THE NAPA SENTINEL
FRIDAY APRIL 17, 1992

By Harry Martin
Ninth in a Series

If the United States government declares that all POWs and MIAs
are dead--dead from World War One, dead from World War Two, dead
from Korea, and dead from Vietnam - what proof have they offered
to the American public?  Can they name when, where and how each
one died?  No, they cannot.  The United States has made a
bookkeeping entry - crossing off names.

The government has ignored tons of evidence - reports from its
own intelligence organizations, internal documents from their own
officials, thousands of first and second hand sightings.

On March 9, 1988 Central Intelligence Agency memorandum was
issued from Col. Joseph A. Schlatter, U. S. Army Chief, Special
Office for Prisoners of War and Missing in Action.  The subject
of his memo was Alleged Sightings of American POWs in North Korea
from 1975 to 1982. The letter, which has many blacked out
portions, states, "In response to your request, (blacked out),
three separate reports of such sightings, which are attached:

    The first report, dated April 1989, indicates that (blacked
out) sighted two Americans in August 1986 (blacked out) on
outskirts of P'youngyang.  (Blacked out) about 10 military pilots
captured in North Vietnam were brought to North Korea.

    The second report, dated April 1980 apparently describes the
same incident (blacked out).

    In the third report, dated March 1988, (blacked out)
indicated sighting as many as 11 Caucasians, possibly American
prisoners from the Korean War, in the fall of 1979 on a
collective farm north of P'youngyang."

These reports are numerous.  Some are old - but let's look at one
secret report that only surfaced on Monday.  It is a military
intelligence report that cites approximately 170 POWs - a few of
them have been actually named: Navy Lieutenant Larry James
Stevens at Bak Sam, Jim Dooley at Yen Vai Camp, Charles Scharf at
Ban Puoi Crossing.  A top secret military communication dated
April 10 also states, "American Embassy received validation of
visual ID USN Lt. Larry James Stevens MIA 02/14/69."  That secret
document also states, "Private Sector Project may have
established direct contact with USAF Lt. Col Charles Stoddard
Rowley."

▶ **DATASET EXCERPT**

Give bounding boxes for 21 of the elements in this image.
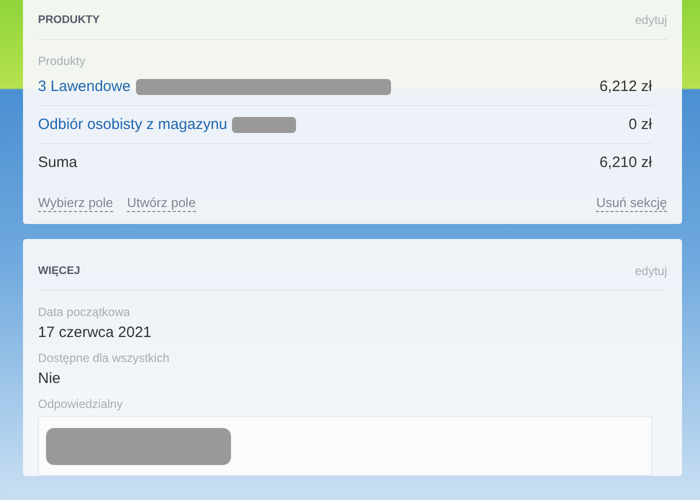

▶ **REQUIRED ACTIONS**
- A) Translate this sentence from the Napa Sentinel article into Spanish: "The United States has made a bookkeeping entry - crossing off names."
- B) In the Napa Sentinel article, about how many POWs are cited in the military intelligence report that surfaced on Monday?
- C) Summarize the Napa Sentinel article in two sentences.

▶ **WRITTEN ANSWERS**
- A) Estados Unidos ha hecho un asiento contable: tachar nombres.

- B) Approximately 170 POWs.

- C) The Napa Sentinel article argues that the U.S. government has crossed POWs and MIAs off its books without proof of when, where and how each died. It says the government has also ignored extensive evidence, citing a 1988 memorandum with many blacked-out portions on alleged sightings of American POWs in North Korea and a newly surfaced military intelligence report that names several of roughly 170 POWs.